Text block:

..............................

Laurence Vanceunebrock is a French woman police officer and politician of La République En Marche! (LREM) who served as a member of the French National Assembly from 2017 to 2022, representing Allier's 2nd constituency.

Political career
In parliament, Vanceunebrock served as member of the Committee on Social Affairs. From 2021, she was the parliament’s rapporteur on legislation to ban so-called conversion therapies that attempt to change an individual's sexual orientation.

In addition to her committee assignments, Vanceunebrock chaired the French-Danish Parliamentary Friendship Group.

Vanceunebrock lost her seat in the first round of the 2022 French legislative election.

Political positions
In 2018, Vanceunebrock joined other co-signatories around Sébastien Nadot in officially filing a request for a commission of inquiry into the legality of French weapons sales to the Saudi-led coalition fighting in Yemen, days before an official visit of Saudi Crown Prince Mohammed bin Salman to Paris.

..............................

[Extracted data entries]
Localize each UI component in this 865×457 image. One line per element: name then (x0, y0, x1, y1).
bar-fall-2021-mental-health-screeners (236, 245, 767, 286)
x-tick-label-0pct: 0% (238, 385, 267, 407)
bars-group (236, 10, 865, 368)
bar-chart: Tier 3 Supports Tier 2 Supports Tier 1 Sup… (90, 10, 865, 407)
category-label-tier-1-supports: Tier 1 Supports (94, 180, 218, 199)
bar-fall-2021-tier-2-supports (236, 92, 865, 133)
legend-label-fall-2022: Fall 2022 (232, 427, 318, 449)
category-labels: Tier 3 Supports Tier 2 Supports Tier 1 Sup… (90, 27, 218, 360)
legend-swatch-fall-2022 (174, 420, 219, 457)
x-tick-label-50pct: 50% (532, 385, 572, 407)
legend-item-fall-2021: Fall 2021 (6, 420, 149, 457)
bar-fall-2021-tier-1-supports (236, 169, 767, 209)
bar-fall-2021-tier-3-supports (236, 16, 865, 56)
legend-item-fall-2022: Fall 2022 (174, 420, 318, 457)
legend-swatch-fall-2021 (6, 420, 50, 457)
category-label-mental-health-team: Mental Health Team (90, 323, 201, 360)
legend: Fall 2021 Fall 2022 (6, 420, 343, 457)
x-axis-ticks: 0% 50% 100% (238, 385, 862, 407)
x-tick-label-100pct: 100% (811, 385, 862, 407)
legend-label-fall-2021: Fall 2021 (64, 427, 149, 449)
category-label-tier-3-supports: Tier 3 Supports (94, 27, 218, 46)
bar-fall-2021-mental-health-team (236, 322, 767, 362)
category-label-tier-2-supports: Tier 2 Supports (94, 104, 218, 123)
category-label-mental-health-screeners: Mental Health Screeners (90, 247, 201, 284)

..............................

Exercise set:
• A. Reproduce word for word the part of the text on Laurence Vanceunebrock that opens with "In addition to" and closes with "French legislative election.".
• B. According to the text on Laurence Vanceunebrock, which parliamentary friendship group did she chair?
• C. Summarize the text on Laurence Vanceunebrock in two sentences.

Solutions to each task:
• A.
In addition to her committee assignments, Vanceunebrock chaired the French-Danish Parliamentary Friendship Group.

Vanceunebrock lost her seat in the first round of the 2022 French legislative election.

• B. The French-Danish Parliamentary Friendship Group.

• C. Laurence Vanceunebrock is a French police officer and LREM politician who represented Allier's 2nd constituency in the National Assembly from 2017 to 2022, losing her seat in the first round of the 2022 election. In parliament she sat on the Committee on Social Affairs, served from 2021 as rapporteur on legislation to ban conversion therapies, chaired the French-Danish Parliamentary Friendship Group, and in 2018 co-signed a request for an inquiry into French weapons sales to the Saudi-led coalition fighting in Yemen.